======== THE DATA

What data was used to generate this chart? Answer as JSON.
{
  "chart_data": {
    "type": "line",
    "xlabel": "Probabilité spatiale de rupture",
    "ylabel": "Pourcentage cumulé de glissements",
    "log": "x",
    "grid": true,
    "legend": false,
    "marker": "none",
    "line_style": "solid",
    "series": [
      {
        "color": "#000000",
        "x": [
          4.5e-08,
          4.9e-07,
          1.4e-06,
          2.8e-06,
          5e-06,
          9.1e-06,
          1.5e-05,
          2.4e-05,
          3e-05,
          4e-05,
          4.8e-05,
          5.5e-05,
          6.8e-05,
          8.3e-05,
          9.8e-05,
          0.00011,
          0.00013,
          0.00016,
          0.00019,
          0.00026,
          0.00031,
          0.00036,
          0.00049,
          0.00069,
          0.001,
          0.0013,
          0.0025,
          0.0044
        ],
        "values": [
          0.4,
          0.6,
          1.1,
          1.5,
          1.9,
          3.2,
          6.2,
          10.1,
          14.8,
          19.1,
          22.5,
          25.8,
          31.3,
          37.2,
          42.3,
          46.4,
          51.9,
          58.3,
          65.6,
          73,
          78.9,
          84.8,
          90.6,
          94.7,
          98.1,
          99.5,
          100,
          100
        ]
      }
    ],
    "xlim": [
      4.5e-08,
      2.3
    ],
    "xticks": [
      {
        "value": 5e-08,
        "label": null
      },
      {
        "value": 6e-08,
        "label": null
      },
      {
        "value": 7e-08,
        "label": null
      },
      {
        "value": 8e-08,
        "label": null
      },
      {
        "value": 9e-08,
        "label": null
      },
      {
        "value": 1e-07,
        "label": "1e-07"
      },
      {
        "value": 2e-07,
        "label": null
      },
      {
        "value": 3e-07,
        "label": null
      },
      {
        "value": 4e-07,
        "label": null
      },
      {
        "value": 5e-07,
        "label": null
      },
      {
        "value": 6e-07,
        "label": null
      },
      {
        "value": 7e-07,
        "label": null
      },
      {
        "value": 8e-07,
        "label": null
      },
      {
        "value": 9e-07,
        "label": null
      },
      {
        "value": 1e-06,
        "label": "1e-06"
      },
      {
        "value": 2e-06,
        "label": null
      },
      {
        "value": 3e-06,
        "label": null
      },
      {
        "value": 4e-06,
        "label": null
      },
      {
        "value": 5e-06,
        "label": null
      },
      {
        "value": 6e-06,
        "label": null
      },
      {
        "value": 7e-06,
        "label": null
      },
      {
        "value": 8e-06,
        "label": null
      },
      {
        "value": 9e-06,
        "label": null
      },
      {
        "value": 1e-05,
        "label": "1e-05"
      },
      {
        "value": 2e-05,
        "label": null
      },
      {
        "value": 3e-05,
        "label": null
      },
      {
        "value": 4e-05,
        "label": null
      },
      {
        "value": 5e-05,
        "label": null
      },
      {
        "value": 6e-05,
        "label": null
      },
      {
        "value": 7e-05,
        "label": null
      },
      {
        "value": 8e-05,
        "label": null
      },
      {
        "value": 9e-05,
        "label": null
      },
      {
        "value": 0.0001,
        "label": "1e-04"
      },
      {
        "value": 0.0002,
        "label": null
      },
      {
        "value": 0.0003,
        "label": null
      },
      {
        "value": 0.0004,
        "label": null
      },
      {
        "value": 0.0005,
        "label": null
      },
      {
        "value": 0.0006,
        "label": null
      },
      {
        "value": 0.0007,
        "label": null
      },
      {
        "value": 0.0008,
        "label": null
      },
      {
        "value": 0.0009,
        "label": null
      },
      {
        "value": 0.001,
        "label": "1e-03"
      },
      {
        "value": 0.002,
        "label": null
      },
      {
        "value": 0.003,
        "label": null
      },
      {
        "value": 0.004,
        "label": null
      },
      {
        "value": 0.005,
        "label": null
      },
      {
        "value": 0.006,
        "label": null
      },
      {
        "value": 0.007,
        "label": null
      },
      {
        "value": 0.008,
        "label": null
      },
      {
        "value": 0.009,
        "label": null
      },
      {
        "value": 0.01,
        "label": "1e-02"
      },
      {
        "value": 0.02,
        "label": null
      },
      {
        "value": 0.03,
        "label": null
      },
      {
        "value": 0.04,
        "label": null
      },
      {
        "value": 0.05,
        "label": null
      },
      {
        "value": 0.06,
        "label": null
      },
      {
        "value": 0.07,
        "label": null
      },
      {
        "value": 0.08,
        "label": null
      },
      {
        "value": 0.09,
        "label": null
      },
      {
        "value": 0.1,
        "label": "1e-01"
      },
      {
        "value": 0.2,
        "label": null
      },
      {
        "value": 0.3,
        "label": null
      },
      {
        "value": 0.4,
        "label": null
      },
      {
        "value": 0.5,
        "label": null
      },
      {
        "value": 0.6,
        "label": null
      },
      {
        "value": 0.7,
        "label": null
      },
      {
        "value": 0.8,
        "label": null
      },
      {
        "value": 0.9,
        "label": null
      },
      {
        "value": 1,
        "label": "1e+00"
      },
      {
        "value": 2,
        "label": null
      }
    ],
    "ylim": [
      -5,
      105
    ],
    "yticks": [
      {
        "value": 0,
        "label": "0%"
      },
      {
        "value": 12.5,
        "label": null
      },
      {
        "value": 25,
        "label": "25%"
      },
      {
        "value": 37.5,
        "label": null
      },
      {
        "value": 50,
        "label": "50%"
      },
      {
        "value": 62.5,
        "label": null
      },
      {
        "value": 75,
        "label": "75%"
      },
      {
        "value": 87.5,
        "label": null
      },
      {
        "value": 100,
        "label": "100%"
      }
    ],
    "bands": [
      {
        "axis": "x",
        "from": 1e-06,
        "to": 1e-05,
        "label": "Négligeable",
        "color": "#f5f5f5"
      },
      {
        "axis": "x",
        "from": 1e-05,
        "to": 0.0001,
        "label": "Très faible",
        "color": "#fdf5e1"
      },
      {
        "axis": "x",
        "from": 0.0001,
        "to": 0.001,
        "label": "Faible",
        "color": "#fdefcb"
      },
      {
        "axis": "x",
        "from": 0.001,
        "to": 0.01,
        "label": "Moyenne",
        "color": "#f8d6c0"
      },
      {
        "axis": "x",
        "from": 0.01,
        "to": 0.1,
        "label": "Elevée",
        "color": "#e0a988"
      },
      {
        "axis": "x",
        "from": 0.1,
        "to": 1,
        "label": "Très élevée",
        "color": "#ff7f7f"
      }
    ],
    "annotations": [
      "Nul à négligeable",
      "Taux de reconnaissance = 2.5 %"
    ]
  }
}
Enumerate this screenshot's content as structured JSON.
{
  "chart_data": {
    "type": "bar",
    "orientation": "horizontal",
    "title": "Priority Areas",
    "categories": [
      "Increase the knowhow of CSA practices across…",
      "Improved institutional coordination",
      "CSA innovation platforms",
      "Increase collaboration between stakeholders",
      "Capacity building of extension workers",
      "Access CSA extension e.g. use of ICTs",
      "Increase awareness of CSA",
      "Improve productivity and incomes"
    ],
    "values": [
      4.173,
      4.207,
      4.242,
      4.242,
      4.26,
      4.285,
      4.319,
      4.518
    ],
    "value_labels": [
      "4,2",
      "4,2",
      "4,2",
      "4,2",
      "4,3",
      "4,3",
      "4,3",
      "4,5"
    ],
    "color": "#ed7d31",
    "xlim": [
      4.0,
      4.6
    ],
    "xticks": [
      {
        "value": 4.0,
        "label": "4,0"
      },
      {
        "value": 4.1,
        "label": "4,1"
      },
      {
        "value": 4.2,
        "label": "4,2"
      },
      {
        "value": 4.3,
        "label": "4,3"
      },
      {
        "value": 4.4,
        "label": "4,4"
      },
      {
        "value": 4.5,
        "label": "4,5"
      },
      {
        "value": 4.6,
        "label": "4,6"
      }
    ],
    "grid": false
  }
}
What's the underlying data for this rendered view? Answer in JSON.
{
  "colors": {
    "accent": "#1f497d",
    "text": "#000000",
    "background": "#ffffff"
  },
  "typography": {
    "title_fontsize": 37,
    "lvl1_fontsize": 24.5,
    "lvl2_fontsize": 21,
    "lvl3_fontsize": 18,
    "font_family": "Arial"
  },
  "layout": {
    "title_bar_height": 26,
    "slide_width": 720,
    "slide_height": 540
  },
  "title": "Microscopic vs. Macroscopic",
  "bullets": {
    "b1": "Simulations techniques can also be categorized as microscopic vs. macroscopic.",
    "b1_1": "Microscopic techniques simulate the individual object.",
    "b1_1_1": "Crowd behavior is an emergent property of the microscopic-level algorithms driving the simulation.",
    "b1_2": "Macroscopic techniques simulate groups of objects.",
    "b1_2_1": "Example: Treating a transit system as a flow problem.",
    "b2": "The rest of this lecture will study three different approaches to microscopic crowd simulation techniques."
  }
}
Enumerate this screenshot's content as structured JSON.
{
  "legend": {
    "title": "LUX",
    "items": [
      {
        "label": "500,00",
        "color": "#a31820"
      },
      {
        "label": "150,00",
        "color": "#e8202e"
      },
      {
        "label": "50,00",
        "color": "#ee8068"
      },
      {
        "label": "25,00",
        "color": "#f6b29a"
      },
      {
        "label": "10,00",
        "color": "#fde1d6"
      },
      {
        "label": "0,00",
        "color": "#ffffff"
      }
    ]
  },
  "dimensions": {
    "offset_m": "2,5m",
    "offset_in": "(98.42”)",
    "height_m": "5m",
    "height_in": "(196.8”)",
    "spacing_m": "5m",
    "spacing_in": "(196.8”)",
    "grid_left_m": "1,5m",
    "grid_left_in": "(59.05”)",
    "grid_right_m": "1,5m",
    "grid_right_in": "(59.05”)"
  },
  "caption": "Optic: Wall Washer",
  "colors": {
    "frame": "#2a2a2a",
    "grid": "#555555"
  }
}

================

## WHAT IS ASKED:
Collect each line of the entries that has the word "Très", copying it in full.

## RESULT BELOW:
        "label": "Très faible",
        "label": "Très élevée",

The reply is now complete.